§ **The request**
Copy out every line containing the word "Shoe".

☆ ☆ ☆ ☆

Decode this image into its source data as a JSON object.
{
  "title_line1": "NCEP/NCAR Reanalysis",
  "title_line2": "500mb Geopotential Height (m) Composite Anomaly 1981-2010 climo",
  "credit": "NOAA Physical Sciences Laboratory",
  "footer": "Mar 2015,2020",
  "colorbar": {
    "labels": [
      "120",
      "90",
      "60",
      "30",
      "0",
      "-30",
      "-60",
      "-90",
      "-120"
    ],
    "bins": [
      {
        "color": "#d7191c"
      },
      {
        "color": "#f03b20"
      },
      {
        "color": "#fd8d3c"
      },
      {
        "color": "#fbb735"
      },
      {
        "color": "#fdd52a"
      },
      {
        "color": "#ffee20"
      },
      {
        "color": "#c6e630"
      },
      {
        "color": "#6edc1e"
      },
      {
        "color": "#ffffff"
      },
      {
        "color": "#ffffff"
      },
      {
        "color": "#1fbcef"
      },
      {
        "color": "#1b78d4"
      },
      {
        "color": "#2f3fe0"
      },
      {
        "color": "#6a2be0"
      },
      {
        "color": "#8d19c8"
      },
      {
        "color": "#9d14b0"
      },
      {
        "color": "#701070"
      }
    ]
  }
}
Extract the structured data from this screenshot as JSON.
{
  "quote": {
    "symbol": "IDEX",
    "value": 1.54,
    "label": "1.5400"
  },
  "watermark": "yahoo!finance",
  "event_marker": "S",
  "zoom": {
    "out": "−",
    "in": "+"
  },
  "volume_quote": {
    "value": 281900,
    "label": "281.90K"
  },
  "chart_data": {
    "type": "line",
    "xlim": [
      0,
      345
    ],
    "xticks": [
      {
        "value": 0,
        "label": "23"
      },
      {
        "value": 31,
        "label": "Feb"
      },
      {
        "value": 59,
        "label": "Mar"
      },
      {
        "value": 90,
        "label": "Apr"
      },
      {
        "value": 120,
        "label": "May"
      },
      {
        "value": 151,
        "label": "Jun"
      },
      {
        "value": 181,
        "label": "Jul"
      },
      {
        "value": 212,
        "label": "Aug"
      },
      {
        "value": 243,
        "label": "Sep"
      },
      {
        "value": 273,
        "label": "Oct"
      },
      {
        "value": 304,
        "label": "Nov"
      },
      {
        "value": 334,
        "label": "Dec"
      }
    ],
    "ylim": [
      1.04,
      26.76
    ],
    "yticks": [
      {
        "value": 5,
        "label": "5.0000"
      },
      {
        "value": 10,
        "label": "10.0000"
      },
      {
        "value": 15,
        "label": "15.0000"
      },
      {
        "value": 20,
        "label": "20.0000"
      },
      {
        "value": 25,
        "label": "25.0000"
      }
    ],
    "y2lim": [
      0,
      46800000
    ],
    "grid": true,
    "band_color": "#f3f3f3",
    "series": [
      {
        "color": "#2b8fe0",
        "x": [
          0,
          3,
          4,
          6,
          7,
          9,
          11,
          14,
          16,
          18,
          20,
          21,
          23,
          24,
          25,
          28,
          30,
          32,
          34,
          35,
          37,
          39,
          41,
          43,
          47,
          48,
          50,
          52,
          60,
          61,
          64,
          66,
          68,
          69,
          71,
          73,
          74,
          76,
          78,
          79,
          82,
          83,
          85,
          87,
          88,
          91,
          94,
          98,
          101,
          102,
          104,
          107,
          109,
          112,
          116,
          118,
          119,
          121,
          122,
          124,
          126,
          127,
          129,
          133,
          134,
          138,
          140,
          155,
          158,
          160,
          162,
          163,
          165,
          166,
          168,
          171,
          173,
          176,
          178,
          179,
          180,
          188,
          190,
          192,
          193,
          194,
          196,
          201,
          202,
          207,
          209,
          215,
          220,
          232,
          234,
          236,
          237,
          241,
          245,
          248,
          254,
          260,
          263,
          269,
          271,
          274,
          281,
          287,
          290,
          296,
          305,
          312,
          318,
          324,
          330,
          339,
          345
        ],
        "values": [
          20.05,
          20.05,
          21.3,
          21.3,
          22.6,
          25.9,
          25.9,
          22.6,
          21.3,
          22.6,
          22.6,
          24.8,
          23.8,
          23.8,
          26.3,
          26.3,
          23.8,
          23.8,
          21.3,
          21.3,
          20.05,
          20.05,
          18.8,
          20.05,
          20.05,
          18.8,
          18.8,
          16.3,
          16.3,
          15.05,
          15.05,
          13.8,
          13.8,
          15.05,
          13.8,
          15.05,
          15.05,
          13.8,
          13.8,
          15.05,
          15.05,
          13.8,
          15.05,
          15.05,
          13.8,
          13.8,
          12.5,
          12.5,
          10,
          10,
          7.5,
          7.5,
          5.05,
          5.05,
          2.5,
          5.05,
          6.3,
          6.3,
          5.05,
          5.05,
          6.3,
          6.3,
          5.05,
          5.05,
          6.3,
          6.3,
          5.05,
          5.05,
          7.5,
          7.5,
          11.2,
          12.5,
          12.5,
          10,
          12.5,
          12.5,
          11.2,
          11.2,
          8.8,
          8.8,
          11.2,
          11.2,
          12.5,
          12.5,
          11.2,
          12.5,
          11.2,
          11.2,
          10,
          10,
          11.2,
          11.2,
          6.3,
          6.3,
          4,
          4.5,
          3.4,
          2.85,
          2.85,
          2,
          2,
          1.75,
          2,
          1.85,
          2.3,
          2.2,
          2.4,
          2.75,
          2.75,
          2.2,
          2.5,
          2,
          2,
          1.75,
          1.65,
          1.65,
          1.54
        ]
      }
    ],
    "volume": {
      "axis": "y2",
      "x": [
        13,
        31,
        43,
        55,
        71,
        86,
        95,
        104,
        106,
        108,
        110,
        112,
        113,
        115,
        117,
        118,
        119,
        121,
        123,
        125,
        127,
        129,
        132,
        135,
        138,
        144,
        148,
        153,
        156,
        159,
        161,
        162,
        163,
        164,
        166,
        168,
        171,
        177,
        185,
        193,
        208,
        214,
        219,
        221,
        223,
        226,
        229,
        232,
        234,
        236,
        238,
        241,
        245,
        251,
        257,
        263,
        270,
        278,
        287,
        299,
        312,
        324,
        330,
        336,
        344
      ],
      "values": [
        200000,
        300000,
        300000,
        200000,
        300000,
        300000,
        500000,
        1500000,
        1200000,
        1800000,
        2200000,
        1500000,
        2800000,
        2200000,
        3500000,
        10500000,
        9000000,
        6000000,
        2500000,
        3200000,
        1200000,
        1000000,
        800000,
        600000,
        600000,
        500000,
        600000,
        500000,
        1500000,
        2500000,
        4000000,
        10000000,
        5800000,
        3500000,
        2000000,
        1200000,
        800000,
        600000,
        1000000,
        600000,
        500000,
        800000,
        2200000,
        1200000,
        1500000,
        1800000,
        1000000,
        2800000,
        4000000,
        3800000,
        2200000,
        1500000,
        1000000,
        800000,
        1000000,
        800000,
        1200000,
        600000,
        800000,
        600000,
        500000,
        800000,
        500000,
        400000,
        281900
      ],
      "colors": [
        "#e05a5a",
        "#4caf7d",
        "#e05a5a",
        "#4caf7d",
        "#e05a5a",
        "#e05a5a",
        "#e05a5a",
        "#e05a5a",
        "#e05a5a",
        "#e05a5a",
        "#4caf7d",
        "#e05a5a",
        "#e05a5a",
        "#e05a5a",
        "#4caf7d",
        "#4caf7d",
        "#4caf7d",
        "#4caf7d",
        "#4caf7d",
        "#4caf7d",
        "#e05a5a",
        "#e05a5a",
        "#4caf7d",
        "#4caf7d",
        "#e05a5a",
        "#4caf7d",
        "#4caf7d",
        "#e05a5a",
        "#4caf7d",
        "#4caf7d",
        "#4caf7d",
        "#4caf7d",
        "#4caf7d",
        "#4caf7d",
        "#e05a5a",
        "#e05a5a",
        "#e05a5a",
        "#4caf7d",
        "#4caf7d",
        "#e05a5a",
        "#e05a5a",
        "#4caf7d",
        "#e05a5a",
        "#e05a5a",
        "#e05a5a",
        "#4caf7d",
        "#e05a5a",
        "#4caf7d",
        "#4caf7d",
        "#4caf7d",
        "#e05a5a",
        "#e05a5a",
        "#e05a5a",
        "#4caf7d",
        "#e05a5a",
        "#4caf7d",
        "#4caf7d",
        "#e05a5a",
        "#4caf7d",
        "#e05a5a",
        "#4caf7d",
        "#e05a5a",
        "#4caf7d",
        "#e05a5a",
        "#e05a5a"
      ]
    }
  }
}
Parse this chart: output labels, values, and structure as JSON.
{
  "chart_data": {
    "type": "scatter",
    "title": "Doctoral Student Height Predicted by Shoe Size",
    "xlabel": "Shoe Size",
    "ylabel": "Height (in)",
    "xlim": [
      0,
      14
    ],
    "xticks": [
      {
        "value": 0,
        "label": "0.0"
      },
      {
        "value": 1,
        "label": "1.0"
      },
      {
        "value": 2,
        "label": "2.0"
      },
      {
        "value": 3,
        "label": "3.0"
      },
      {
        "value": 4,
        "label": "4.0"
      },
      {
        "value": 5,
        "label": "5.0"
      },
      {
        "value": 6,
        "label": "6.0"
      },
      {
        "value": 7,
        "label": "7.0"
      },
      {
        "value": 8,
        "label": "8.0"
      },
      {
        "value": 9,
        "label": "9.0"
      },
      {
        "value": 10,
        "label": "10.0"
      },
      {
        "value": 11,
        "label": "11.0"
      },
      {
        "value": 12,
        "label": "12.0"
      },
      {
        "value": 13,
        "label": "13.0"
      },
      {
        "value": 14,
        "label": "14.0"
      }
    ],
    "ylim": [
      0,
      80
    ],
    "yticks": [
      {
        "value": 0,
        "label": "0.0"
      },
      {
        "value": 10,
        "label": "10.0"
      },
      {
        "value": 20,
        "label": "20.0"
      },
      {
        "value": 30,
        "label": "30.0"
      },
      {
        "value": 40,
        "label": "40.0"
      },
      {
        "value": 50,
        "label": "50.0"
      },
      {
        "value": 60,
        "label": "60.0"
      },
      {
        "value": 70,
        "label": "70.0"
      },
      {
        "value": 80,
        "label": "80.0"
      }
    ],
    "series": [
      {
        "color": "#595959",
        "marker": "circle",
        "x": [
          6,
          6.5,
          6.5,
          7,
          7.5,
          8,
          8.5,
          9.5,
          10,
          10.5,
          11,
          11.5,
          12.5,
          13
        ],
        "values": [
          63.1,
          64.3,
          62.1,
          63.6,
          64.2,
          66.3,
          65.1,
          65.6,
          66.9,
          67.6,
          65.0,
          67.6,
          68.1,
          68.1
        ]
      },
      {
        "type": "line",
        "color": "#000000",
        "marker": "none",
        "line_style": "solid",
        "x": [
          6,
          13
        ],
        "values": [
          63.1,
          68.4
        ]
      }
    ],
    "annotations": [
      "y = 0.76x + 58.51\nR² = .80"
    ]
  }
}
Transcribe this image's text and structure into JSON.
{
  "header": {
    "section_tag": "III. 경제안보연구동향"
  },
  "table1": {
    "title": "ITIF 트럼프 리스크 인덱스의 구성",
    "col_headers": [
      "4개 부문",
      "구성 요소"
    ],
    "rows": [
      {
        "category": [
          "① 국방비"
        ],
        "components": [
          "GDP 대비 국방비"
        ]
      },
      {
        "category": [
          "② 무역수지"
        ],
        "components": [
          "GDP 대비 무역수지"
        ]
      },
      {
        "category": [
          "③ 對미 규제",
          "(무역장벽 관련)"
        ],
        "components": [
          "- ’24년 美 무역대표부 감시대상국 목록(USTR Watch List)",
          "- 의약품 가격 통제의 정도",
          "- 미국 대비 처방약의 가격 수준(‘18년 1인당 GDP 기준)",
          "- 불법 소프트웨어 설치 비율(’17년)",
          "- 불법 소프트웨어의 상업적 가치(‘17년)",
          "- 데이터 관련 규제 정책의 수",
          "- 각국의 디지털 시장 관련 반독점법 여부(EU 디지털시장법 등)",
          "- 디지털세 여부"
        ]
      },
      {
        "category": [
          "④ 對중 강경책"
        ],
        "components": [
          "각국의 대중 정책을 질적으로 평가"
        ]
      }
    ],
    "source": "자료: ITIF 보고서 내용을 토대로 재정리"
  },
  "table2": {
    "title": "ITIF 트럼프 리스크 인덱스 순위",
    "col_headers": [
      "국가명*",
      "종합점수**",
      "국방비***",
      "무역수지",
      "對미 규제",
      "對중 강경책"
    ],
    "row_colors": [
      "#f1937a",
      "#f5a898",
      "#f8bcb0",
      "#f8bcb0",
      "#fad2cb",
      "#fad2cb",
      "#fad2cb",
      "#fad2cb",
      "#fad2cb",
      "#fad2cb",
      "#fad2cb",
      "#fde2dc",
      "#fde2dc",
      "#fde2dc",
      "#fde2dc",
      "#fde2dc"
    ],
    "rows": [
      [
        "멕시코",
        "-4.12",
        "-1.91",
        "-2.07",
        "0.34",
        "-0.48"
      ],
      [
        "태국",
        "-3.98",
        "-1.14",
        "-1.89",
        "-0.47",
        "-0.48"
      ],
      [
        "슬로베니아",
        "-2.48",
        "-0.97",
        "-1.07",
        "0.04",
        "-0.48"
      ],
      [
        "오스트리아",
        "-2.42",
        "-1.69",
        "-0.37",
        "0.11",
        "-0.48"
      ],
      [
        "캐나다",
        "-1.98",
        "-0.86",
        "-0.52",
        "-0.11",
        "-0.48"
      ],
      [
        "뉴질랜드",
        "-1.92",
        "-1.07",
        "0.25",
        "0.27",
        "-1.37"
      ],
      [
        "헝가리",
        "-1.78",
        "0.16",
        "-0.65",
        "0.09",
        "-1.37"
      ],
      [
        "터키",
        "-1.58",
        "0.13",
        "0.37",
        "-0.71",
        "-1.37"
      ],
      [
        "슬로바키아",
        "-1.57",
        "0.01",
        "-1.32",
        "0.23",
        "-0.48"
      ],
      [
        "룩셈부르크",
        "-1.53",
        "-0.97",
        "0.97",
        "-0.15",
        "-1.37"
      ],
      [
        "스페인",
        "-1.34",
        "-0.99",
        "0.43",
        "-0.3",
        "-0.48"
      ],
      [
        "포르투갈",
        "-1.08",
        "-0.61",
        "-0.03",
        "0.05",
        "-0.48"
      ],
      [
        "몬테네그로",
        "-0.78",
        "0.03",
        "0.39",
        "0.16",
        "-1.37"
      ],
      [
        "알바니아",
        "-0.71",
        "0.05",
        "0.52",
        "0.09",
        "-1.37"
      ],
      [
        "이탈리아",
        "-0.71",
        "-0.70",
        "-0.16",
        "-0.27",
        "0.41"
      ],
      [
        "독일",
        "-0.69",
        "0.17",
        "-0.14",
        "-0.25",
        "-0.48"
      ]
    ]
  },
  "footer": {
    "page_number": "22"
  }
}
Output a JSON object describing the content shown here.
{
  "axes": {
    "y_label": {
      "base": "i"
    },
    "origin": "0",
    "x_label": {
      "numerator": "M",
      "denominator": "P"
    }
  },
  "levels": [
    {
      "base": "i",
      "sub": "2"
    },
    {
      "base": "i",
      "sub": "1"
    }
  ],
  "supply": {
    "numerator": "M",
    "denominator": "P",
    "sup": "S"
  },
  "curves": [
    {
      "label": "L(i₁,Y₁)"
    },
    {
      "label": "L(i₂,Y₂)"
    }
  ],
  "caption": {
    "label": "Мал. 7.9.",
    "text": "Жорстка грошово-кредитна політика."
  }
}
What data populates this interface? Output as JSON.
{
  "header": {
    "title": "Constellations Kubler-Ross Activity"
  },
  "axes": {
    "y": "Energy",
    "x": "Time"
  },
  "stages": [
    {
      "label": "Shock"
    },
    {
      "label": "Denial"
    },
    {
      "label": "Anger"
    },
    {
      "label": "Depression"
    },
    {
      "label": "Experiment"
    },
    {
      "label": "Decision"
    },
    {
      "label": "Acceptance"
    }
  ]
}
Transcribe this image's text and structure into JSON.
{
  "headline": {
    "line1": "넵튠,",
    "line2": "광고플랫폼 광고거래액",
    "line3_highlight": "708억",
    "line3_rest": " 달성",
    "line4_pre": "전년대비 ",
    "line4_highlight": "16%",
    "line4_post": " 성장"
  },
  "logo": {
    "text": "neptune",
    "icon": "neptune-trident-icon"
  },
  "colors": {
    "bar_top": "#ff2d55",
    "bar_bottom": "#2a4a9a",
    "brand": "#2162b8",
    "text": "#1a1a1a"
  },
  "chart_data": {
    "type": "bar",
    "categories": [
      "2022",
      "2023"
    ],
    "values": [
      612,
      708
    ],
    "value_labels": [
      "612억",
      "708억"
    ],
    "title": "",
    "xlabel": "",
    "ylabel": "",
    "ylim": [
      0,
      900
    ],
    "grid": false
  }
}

☆ ☆ ☆ ☆

§ **Solved problem**
    "title": "Doctoral Student Height Predicted by Shoe Size",
    "xlabel": "Shoe Size",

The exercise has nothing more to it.